=== WHAT TO WORK ON ===
A - Decide whether each statement agrees with the whisper_timestamped issue thread, answering yes or no and quoting the deciding words: (i) the maintainer says he can currently reproduce the error; (ii) in the 1000-wav test, the error appeared only with multilingual models; (iii) one user found that --accurate helped.
B - Go on with the whisper_timestamped issue thread after its final post.

Closed ItakeLs closed 1 year ago
Thanks a lot for reporting and giving the audio @ItakeLs I'll have a look asap.
Are you using the command line (CLI) or calling python function transcribe
?
(I think default option differ)
Also, to be sure what is your version (whisper_timestamped -v
in the CLI / whisper_timestamped.__version__
in python)?
And are you running on GPU or CPU? (it's unfortunate to ask this, but there seems to be a butterfly effect that make results significantly different on different devices)
"condition_on_previous_text" is true
Actually it's already True by default. Sure about this?
It's fine, the "condition_on_previous_text" is True, in the last issue I sent it was false so I put that for clarification, sorry for the confusion. I am using the transcribe
function, not the CLI. I am running on the latest version, it says version "1.7.5" using whisper_timestamped.__version__
. I am also running on GPU.
Edit: Just tried it again, did you make any changes regarding this? because I believe it working now at least on google colab, let me try it where I initially got the error.
Thanks for the feedback
Just tried it again, did you make any changes regarding this? because I believe it working now at least on google colab, let me try it where I initially got the error.
I fixed some issues in the meantime, but nothing related to the issue you saw (I think).
But it's possible that this issue appears very seldom in very strict conditions (e.g. hard to reproduce with a different GPU card...). So I'm interested to know if you are able to reproduce. For the moment I'm not.
Yeah, I think you fixed the issue, or at least it is not giving an error with that audio, I'll continue testing with different audio to see if I can reproduce it again.
I have this same problem, using the commit 0c4e015510089a3e42081c7cddb82931d7b4b5dd with GPU. It seems that the problem occurs only using .en models but not with multilingual models. I ran transcript with models tiny, tiny.en, medium and medium.en for set of 1000 wavs and got the 'inconsistent length for segment' error once with both .en models, but for different audio files.
Wow! Thanks a lot for this thorough investigation @solismaa
I have an idea how to fix this, but to be sure i have to find a way to reproduce. 1 chance / 1000 with en models, OK, it's gonna be challenging...
I have the same error with the latest version and multilingual models, running on GPU.
I've seen this too (with CPU/medium.en model). In my case --accurate helped, maybe that's worth a try.
I fixed two possible errors that could occur (especially with *.en models), but I never saw the exact same error as reported in the title of this issue.
So @solismaa @a-rogalska @misutoneko @Mike327327 and others who encounter the same issue, can you please (if you have time) retry with the last version, and if it fails:
Especially if you see the error on CPU, it will be easier for me to reproduce.
And really... it's impossible to fix an issue that I can't reproduce...
Yeah it still fails for me (I'm at 219699c). Please do note though, that this may be a separate issue as I haven't done testing with that youtube video, only with my own (mostly very short) clips. The error seems to happen if there is no actual speech in the wav file, and so far I've only seen it with medium.en (I think). Also, with small.en and tiny.en everything seems to go smoothly without errors, well with this sample at least.

=== STORED ROWS ===
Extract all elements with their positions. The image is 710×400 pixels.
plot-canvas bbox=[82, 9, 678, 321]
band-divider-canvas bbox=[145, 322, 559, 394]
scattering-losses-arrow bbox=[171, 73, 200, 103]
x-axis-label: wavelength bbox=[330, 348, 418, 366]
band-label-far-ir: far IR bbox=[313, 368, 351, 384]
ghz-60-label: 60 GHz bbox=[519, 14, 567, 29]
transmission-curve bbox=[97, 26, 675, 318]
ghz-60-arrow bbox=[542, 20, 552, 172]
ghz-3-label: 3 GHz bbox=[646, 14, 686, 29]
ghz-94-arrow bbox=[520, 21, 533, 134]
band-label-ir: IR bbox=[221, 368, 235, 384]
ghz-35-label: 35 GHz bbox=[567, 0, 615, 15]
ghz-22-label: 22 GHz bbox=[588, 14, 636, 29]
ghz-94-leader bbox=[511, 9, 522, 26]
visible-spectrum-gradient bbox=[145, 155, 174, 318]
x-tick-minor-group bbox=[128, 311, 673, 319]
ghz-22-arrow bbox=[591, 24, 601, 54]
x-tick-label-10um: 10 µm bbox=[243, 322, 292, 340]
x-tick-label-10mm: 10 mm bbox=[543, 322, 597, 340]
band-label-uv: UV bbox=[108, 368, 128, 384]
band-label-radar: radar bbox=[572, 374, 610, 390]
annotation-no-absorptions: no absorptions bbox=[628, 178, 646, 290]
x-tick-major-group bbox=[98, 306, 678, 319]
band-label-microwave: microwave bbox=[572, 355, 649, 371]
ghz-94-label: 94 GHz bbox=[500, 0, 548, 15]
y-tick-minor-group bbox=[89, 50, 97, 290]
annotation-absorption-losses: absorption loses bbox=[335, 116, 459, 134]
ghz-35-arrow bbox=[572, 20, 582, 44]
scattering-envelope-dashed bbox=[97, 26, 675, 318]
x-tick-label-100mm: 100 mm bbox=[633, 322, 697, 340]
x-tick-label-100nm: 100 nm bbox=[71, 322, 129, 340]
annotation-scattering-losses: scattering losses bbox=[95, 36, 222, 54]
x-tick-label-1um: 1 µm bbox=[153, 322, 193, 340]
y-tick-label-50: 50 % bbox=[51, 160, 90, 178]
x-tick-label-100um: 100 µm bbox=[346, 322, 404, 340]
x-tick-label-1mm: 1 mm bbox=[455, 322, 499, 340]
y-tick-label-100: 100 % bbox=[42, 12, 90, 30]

=== TASK-BY-TASK OUTPUTS ===
A -
(i) No: "For the moment I'm not."
(ii) No: "It seems that the problem occurs only using .en models but not with multilingual models."
(iii) Yes: "In my case --accurate helped"

B -
Here's a sample and the corresponding log: clip_652.zip
$ /usr/local/bin/whisper_timestamped --threads 4 --language en --device cpu --output_format srt --model medium.en --output_dir . clip_652_132492_Inconsistent_number_of_segs.wav /usr/local/lib/python3.8/dist-packages/whisper/transcribe.py:77: UserWarning: Performing inference on CPU when CUDA is available warnings.warn("Performing inference on CPU when CUDA is available") 100%|███████████████████████████████████████████████████████████████████████████████████████████████████████████████████████████████████████████████████████████████████████████████████| 140/140 [01:23<00:00, 1.65frames/s] WARNING:whisper_timestamped:Inconsistent number of segments: whisper_segments (2) != timestamped_word_segments (1) Traceback (most recent call last): File "/usr/local/bin/whisper_timestamped", line 11, in <module> load_entry_point('whisper-timestamped==1.7.8', 'console_scripts', 'whisper_timestamped')() File "/usr/local/lib/python3.8/dist-packages/whisper_timestamped-1.7.8-py3.8.egg/whisper_timestamped/transcribe.py", line 1461, in cli File "/usr/local/lib/python3.8/dist-packages/whisper_timestamped-1.7.8-py3.8.egg/whisper_timestamped/transcribe.py", line 216, in transcribe_timestamped File "/usr/local/lib/python3.8/dist-packages/whisper_timestamped-1.7.8-py3.8.egg/whisper_timestamped/transcribe.py", line 635, in _transcribe_timestamped_efficient AssertionError: Inconsistent number of segments: whisper_segments (2) != timestamped_word_segments (1)
Thank you so much @misutoneko I could reproduce easily thanks to what you posted :) It's awesome that you could provide a short audio, which allow to reproduce both on CPU and on GPU.
This issue should be fixed now.
Hello again, I have some more reproducible errors for you. The error "Got start time outside of audio boundary" and "Inconsistent number of segments: whisper_segments (462) != timestamped_word_segments (461)"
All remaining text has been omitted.